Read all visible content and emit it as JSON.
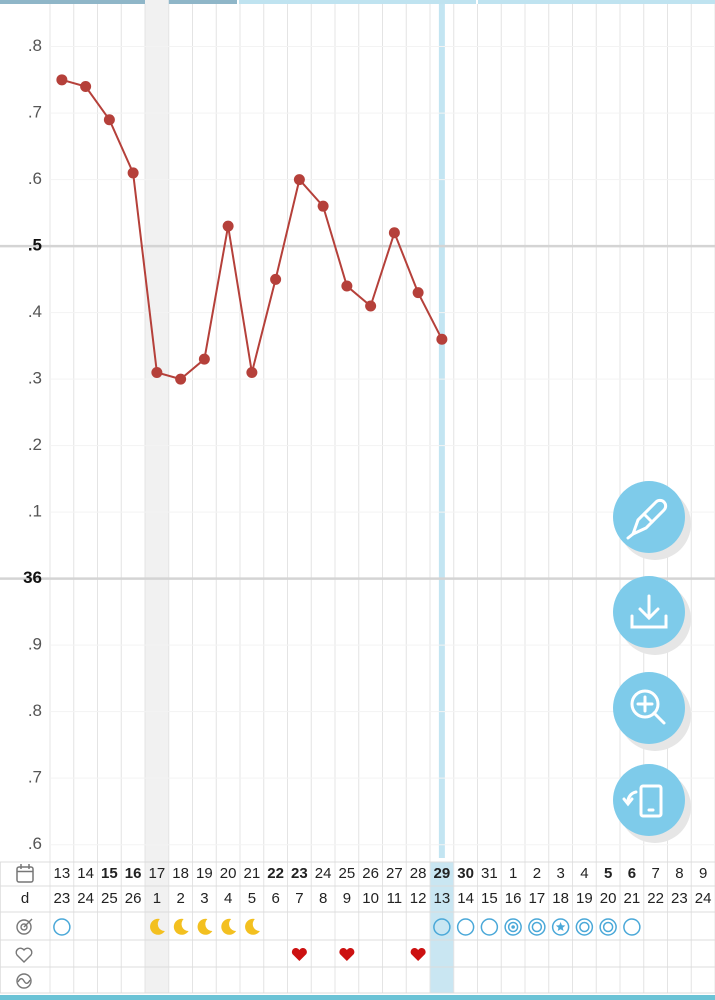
{
  "chart_data": {
    "type": "line",
    "categories": [
      "13",
      "14",
      "15",
      "16",
      "17",
      "18",
      "19",
      "20",
      "21",
      "22",
      "23",
      "24",
      "25",
      "26",
      "27",
      "28",
      "29",
      "30",
      "31",
      "1",
      "2",
      "3",
      "4",
      "5",
      "6",
      "7",
      "8",
      "9"
    ],
    "category_colors": [
      null,
      null,
      "#2f8fc7",
      "#d8413a",
      null,
      null,
      null,
      null,
      null,
      "#2f8fc7",
      "#d8413a",
      null,
      null,
      null,
      null,
      null,
      "#2f8fc7",
      "#d8413a",
      null,
      null,
      null,
      null,
      null,
      "#2f8fc7",
      "#d8413a",
      null,
      null,
      null
    ],
    "values": [
      36.75,
      36.74,
      36.69,
      36.61,
      36.31,
      36.3,
      36.33,
      36.53,
      36.31,
      36.45,
      36.6,
      36.56,
      36.44,
      36.41,
      36.52,
      36.43,
      36.36,
      null,
      null,
      null,
      null,
      null,
      null,
      null,
      null,
      null,
      null,
      null
    ],
    "color": "#b5403a",
    "ylim": [
      35.58,
      36.87
    ],
    "yticks": [
      {
        "value": 36.8,
        "label": ".8"
      },
      {
        "value": 36.7,
        "label": ".7"
      },
      {
        "value": 36.6,
        "label": ".6"
      },
      {
        "value": 36.5,
        "label": ".5"
      },
      {
        "value": 36.4,
        "label": ".4"
      },
      {
        "value": 36.3,
        "label": ".3"
      },
      {
        "value": 36.2,
        "label": ".2"
      },
      {
        "value": 36.1,
        "label": ".1"
      },
      36,
      {
        "value": 35.9,
        "label": ".9"
      },
      {
        "value": 35.8,
        "label": ".8"
      },
      {
        "value": 35.7,
        "label": ".7"
      },
      {
        "value": 35.6,
        "label": ".6"
      }
    ],
    "major_tick_indices": [
      3,
      8
    ],
    "grid": true,
    "highlight_gray_index": 4,
    "highlight_blue_index": 16
  },
  "table": {
    "row_label": "d",
    "cycle_days": [
      "23",
      "24",
      "25",
      "26",
      "1",
      "2",
      "3",
      "4",
      "5",
      "6",
      "7",
      "8",
      "9",
      "10",
      "11",
      "12",
      "13",
      "14",
      "15",
      "16",
      "17",
      "18",
      "19",
      "20",
      "21",
      "22",
      "23",
      "24"
    ],
    "symbols": [
      "circle",
      null,
      null,
      null,
      "moon",
      "moon",
      "moon",
      "moon",
      "moon",
      null,
      null,
      null,
      null,
      null,
      null,
      null,
      "circle",
      "circle",
      "circle",
      "target",
      "ring",
      "star",
      "ring",
      "ring",
      "circle",
      null,
      null,
      null
    ],
    "hearts": [
      null,
      null,
      null,
      null,
      null,
      null,
      null,
      null,
      null,
      null,
      "heart",
      null,
      "heart",
      null,
      null,
      "heart",
      null,
      null,
      null,
      null,
      null,
      null,
      null,
      null,
      null,
      null,
      null,
      null
    ]
  }
}
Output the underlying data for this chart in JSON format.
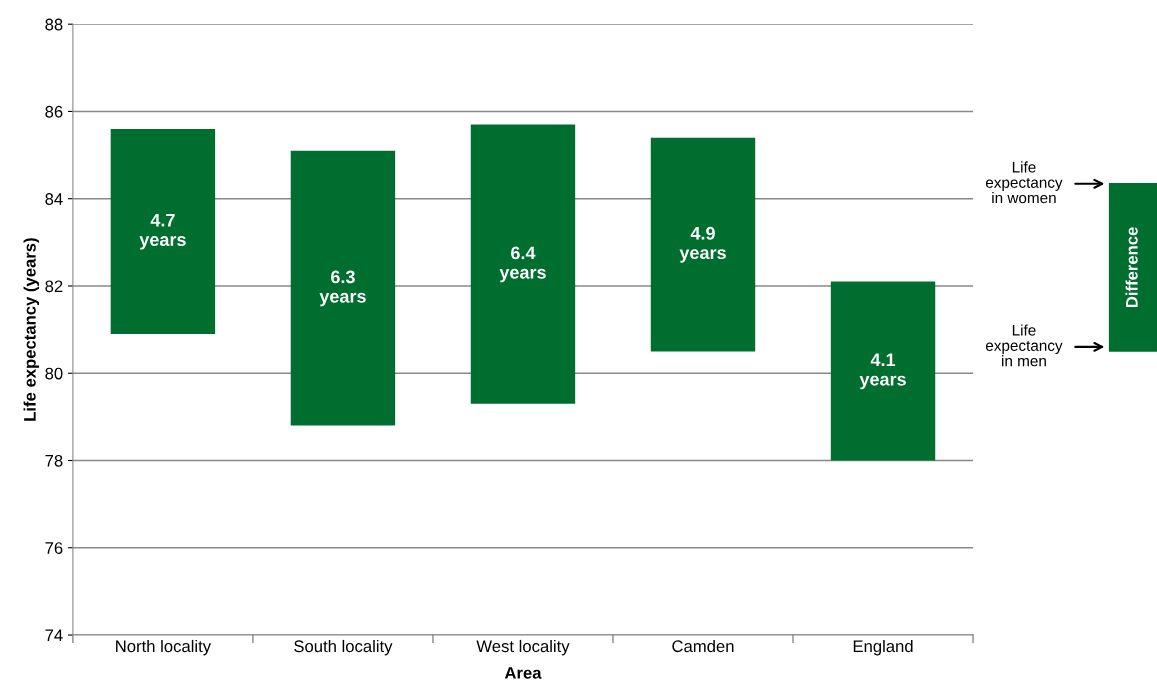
{
  "chart_data": {
    "type": "bar",
    "xlabel": "Area",
    "ylabel": "Life expectancy (years)",
    "categories": [
      "North locality",
      "South locality",
      "West locality",
      "Camden",
      "England"
    ],
    "series": [
      {
        "name": "Difference",
        "color": "#006e2e",
        "values": [
          4.7,
          6.3,
          6.4,
          4.9,
          4.1
        ],
        "base": [
          80.9,
          78.8,
          79.3,
          80.5,
          78.0
        ],
        "value_labels": [
          "4.7\nyears",
          "6.3\nyears",
          "6.4\nyears",
          "4.9\nyears",
          "4.1\nyears"
        ]
      }
    ],
    "ylim": [
      74,
      88
    ],
    "yticks": [
      74,
      76,
      78,
      80,
      82,
      84,
      86,
      88
    ],
    "grid": "y",
    "legend": "right",
    "annotations": [
      "Life\nexpectancy\nin women",
      "Life\nexpectancy\nin men"
    ]
  }
}
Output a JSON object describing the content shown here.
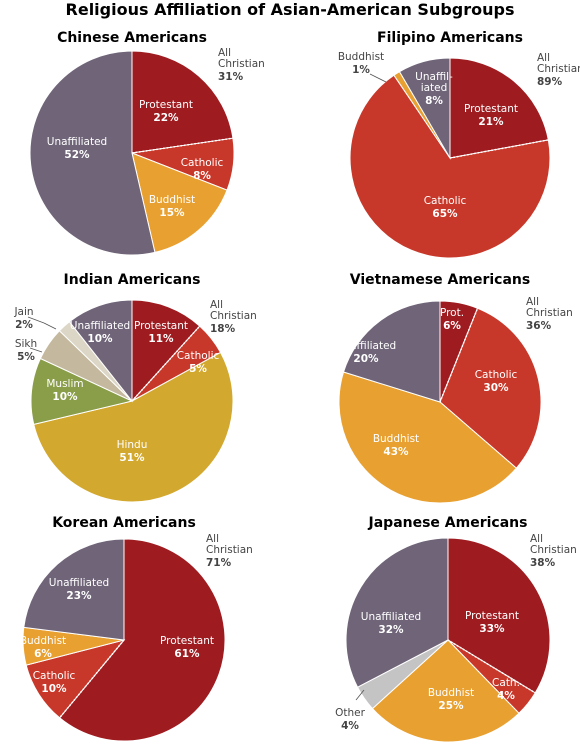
{
  "title": "Religious Affiliation of Asian-American Subgroups",
  "colors": {
    "protestant": "#9e1b20",
    "catholic": "#c8382a",
    "buddhist": "#e8a030",
    "unaffiliated": "#6f6478",
    "hindu": "#d3a82f",
    "muslim": "#8a9d48",
    "sikh": "#c4b99e",
    "jain": "#dcd6c6",
    "other": "#c4c4c4"
  },
  "chart_data": [
    {
      "type": "pie",
      "title": "Chinese Americans",
      "slices": [
        {
          "key": "protestant",
          "name": "Protestant",
          "value": 22
        },
        {
          "key": "catholic",
          "name": "Catholic",
          "value": 8
        },
        {
          "key": "buddhist",
          "name": "Buddhist",
          "value": 15
        },
        {
          "key": "unaffiliated",
          "name": "Unaffiliated",
          "value": 52
        }
      ],
      "all_christian": {
        "label": "All Christian",
        "value": "31%"
      }
    },
    {
      "type": "pie",
      "title": "Filipino  Americans",
      "slices": [
        {
          "key": "protestant",
          "name": "Protestant",
          "value": 21
        },
        {
          "key": "catholic",
          "name": "Catholic",
          "value": 65
        },
        {
          "key": "buddhist",
          "name": "Buddhist",
          "value": 1
        },
        {
          "key": "unaffiliated",
          "name": "Unaffil-iated",
          "value": 8
        }
      ],
      "all_christian": {
        "label": "All Christian",
        "value": "89%"
      }
    },
    {
      "type": "pie",
      "title": "Indian Americans",
      "slices": [
        {
          "key": "protestant",
          "name": "Protestant",
          "value": 11
        },
        {
          "key": "catholic",
          "name": "Catholic",
          "value": 5
        },
        {
          "key": "hindu",
          "name": "Hindu",
          "value": 51
        },
        {
          "key": "muslim",
          "name": "Muslim",
          "value": 10
        },
        {
          "key": "sikh",
          "name": "Sikh",
          "value": 5
        },
        {
          "key": "jain",
          "name": "Jain",
          "value": 2
        },
        {
          "key": "unaffiliated",
          "name": "Unaffiliated",
          "value": 10
        }
      ],
      "all_christian": {
        "label": "All Christian",
        "value": "18%"
      }
    },
    {
      "type": "pie",
      "title": "Vietnamese Americans",
      "slices": [
        {
          "key": "protestant",
          "name": "Prot.",
          "value": 6
        },
        {
          "key": "catholic",
          "name": "Catholic",
          "value": 30
        },
        {
          "key": "buddhist",
          "name": "Buddhist",
          "value": 43
        },
        {
          "key": "unaffiliated",
          "name": "Unaffiliated",
          "value": 20
        }
      ],
      "all_christian": {
        "label": "All Christian",
        "value": "36%"
      }
    },
    {
      "type": "pie",
      "title": "Korean Americans",
      "slices": [
        {
          "key": "protestant",
          "name": "Protestant",
          "value": 61
        },
        {
          "key": "catholic",
          "name": "Catholic",
          "value": 10
        },
        {
          "key": "buddhist",
          "name": "Buddhist",
          "value": 6
        },
        {
          "key": "unaffiliated",
          "name": "Unaffiliated",
          "value": 23
        }
      ],
      "all_christian": {
        "label": "All Christian",
        "value": "71%"
      }
    },
    {
      "type": "pie",
      "title": "Japanese Americans",
      "slices": [
        {
          "key": "protestant",
          "name": "Protestant",
          "value": 33
        },
        {
          "key": "catholic",
          "name": "Cath.",
          "value": 4
        },
        {
          "key": "buddhist",
          "name": "Buddhist",
          "value": 25
        },
        {
          "key": "other",
          "name": "Other",
          "value": 4
        },
        {
          "key": "unaffiliated",
          "name": "Unaffiliated",
          "value": 32
        }
      ],
      "all_christian": {
        "label": "All Christian",
        "value": "38%"
      }
    }
  ]
}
::::::
#### Problem to work on:
Print all of the entries word for word. Skip any images they contain.

#### Completed exercise:
Read all visible content and emit it as JSON.
{
  "chart_data": {
    "type": "line",
    "categories": [
      "13",
      "14",
      "15",
      "16",
      "17",
      "18",
      "19",
      "20",
      "21",
      "22",
      "23",
      "24",
      "25",
      "26",
      "27",
      "28",
      "29",
      "30",
      "31",
      "1",
      "2",
      "3",
      "4",
      "5",
      "6",
      "7",
      "8",
      "9"
    ],
    "category_colors": [
      null,
      null,
      "#2f8fc7",
      "#d8413a",
      null,
      null,
      null,
      null,
      null,
      "#2f8fc7",
      "#d8413a",
      null,
      null,
      null,
      null,
      null,
      "#2f8fc7",
      "#d8413a",
      null,
      null,
      null,
      null,
      null,
      "#2f8fc7",
      "#d8413a",
      null,
      null,
      null
    ],
    "values": [
      36.75,
      36.74,
      36.69,
      36.61,
      36.31,
      36.3,
      36.33,
      36.53,
      36.31,
      36.45,
      36.6,
      36.56,
      36.44,
      36.41,
      36.52,
      36.43,
      36.36,
      null,
      null,
      null,
      null,
      null,
      null,
      null,
      null,
      null,
      null,
      null
    ],
    "color": "#b5403a",
    "ylim": [
      35.58,
      36.87
    ],
    "yticks": [
      {
        "value": 36.8,
        "label": ".8"
      },
      {
        "value": 36.7,
        "label": ".7"
      },
      {
        "value": 36.6,
        "label": ".6"
      },
      {
        "value": 36.5,
        "label": ".5"
      },
      {
        "value": 36.4,
        "label": ".4"
      },
      {
        "value": 36.3,
        "label": ".3"
      },
      {
        "value": 36.2,
        "label": ".2"
      },
      {
        "value": 36.1,
        "label": ".1"
      },
      36,
      {
        "value": 35.9,
        "label": ".9"
      },
      {
        "value": 35.8,
        "label": ".8"
      },
      {
        "value": 35.7,
        "label": ".7"
      },
      {
        "value": 35.6,
        "label": ".6"
      }
    ],
    "major_tick_indices": [
      3,
      8
    ],
    "grid": true,
    "highlight_gray_index": 4,
    "highlight_blue_index": 16
  },
  "table": {
    "row_label": "d",
    "cycle_days": [
      "23",
      "24",
      "25",
      "26",
      "1",
      "2",
      "3",
      "4",
      "5",
      "6",
      "7",
      "8",
      "9",
      "10",
      "11",
      "12",
      "13",
      "14",
      "15",
      "16",
      "17",
      "18",
      "19",
      "20",
      "21",
      "22",
      "23",
      "24"
    ],
    "symbols": [
      "circle",
      null,
      null,
      null,
      "moon",
      "moon",
      "moon",
      "moon",
      "moon",
      null,
      null,
      null,
      null,
      null,
      null,
      null,
      "circle",
      "circle",
      "circle",
      "target",
      "ring",
      "star",
      "ring",
      "ring",
      "circle",
      null,
      null,
      null
    ],
    "hearts": [
      null,
      null,
      null,
      null,
      null,
      null,
      null,
      null,
      null,
      null,
      "heart",
      null,
      "heart",
      null,
      null,
      "heart",
      null,
      null,
      null,
      null,
      null,
      null,
      null,
      null,
      null,
      null,
      null,
      null
    ]
  }
}
Output the underlying data for this chart in JSON format.
{
  "chart_data": {
    "type": "bar",
    "xlabel": "Area",
    "ylabel": "Life expectancy (years)",
    "categories": [
      "North locality",
      "South locality",
      "West locality",
      "Camden",
      "England"
    ],
    "series": [
      {
        "name": "Difference",
        "color": "#006e2e",
        "values": [
          4.7,
          6.3,
          6.4,
          4.9,
          4.1
        ],
        "base": [
          80.9,
          78.8,
          79.3,
          80.5,
          78.0
        ],
        "value_labels": [
          "4.7\nyears",
          "6.3\nyears",
          "6.4\nyears",
          "4.9\nyears",
          "4.1\nyears"
        ]
      }
    ],
    "ylim": [
      74,
      88
    ],
    "yticks": [
      74,
      76,
      78,
      80,
      82,
      84,
      86,
      88
    ],
    "grid": "y",
    "legend": "right",
    "annotations": [
      "Life\nexpectancy\nin women",
      "Life\nexpectancy\nin men"
    ]
  }
}
Output a JSON object describing the content shown here.
{
  "title": "Religious Affiliation of Asian-American Subgroups",
  "colors": {
    "protestant": "#9e1b20",
    "catholic": "#c8382a",
    "buddhist": "#e8a030",
    "unaffiliated": "#6f6478",
    "hindu": "#d3a82f",
    "muslim": "#8a9d48",
    "sikh": "#c4b99e",
    "jain": "#dcd6c6",
    "other": "#c4c4c4"
  },
  "chart_data": [
    {
      "type": "pie",
      "title": "Chinese Americans",
      "slices": [
        {
          "key": "protestant",
          "name": "Protestant",
          "value": 22
        },
        {
          "key": "catholic",
          "name": "Catholic",
          "value": 8
        },
        {
          "key": "buddhist",
          "name": "Buddhist",
          "value": 15
        },
        {
          "key": "unaffiliated",
          "name": "Unaffiliated",
          "value": 52
        }
      ],
      "all_christian": {
        "label": "All Christian",
        "value": "31%"
      }
    },
    {
      "type": "pie",
      "title": "Filipino  Americans",
      "slices": [
        {
          "key": "protestant",
          "name": "Protestant",
          "value": 21
        },
        {
          "key": "catholic",
          "name": "Catholic",
          "value": 65
        },
        {
          "key": "buddhist",
          "name": "Buddhist",
          "value": 1
        },
        {
          "key": "unaffiliated",
          "name": "Unaffil-iated",
          "value": 8
        }
      ],
      "all_christian": {
        "label": "All Christian",
        "value": "89%"
      }
    },
    {
      "type": "pie",
      "title": "Indian Americans",
      "slices": [
        {
          "key": "protestant",
          "name": "Protestant",
          "value": 11
        },
        {
          "key": "catholic",
          "name": "Catholic",
          "value": 5
        },
        {
          "key": "hindu",
          "name": "Hindu",
          "value": 51
        },
        {
          "key": "muslim",
          "name": "Muslim",
          "value": 10
        },
        {
          "key": "sikh",
          "name": "Sikh",
          "value": 5
        },
        {
          "key": "jain",
          "name": "Jain",
          "value": 2
        },
        {
          "key": "unaffiliated",
          "name": "Unaffiliated",
          "value": 10
        }
      ],
      "all_christian": {
        "label": "All Christian",
        "value": "18%"
      }
    },
    {
      "type": "pie",
      "title": "Vietnamese Americans",
      "slices": [
        {
          "key": "protestant",
          "name": "Prot.",
          "value": 6
        },
        {
          "key": "catholic",
          "name": "Catholic",
          "value": 30
        },
        {
          "key": "buddhist",
          "name": "Buddhist",
          "value": 43
        },
        {
          "key": "unaffiliated",
          "name": "Unaffiliated",
          "value": 20
        }
      ],
      "all_christian": {
        "label": "All Christian",
        "value": "36%"
      }
    },
    {
      "type": "pie",
      "title": "Korean Americans",
      "slices": [
        {
          "key": "protestant",
          "name": "Protestant",
          "value": 61
        },
        {
          "key": "catholic",
          "name": "Catholic",
          "value": 10
        },
        {
          "key": "buddhist",
          "name": "Buddhist",
          "value": 6
        },
        {
          "key": "unaffiliated",
          "name": "Unaffiliated",
          "value": 23
        }
      ],
      "all_christian": {
        "label": "All Christian",
        "value": "71%"
      }
    },
    {
      "type": "pie",
      "title": "Japanese Americans",
      "slices": [
        {
          "key": "protestant",
          "name": "Protestant",
          "value": 33
        },
        {
          "key": "catholic",
          "name": "Cath.",
          "value": 4
        },
        {
          "key": "buddhist",
          "name": "Buddhist",
          "value": 25
        },
        {
          "key": "other",
          "name": "Other",
          "value": 4
        },
        {
          "key": "unaffiliated",
          "name": "Unaffiliated",
          "value": 32
        }
      ],
      "all_christian": {
        "label": "All Christian",
        "value": "38%"
      }
    }
  ]
}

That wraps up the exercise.